* Start Task input *

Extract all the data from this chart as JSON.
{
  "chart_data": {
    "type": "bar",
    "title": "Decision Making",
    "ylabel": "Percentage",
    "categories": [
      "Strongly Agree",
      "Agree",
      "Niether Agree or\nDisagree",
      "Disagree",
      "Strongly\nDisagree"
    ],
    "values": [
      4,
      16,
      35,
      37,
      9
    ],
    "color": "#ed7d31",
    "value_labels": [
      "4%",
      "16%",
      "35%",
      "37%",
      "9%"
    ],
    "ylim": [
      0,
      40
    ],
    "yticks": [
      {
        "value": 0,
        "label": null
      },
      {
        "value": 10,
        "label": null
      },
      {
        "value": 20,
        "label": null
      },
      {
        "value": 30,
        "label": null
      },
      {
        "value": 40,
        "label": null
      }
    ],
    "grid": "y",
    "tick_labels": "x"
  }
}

* End Task input *

Aim: Make a list of all lines in the data that contain "nDisagree".

Solution to this problem:
      "Niether Agree or\nDisagree",
      "Strongly\nDisagree"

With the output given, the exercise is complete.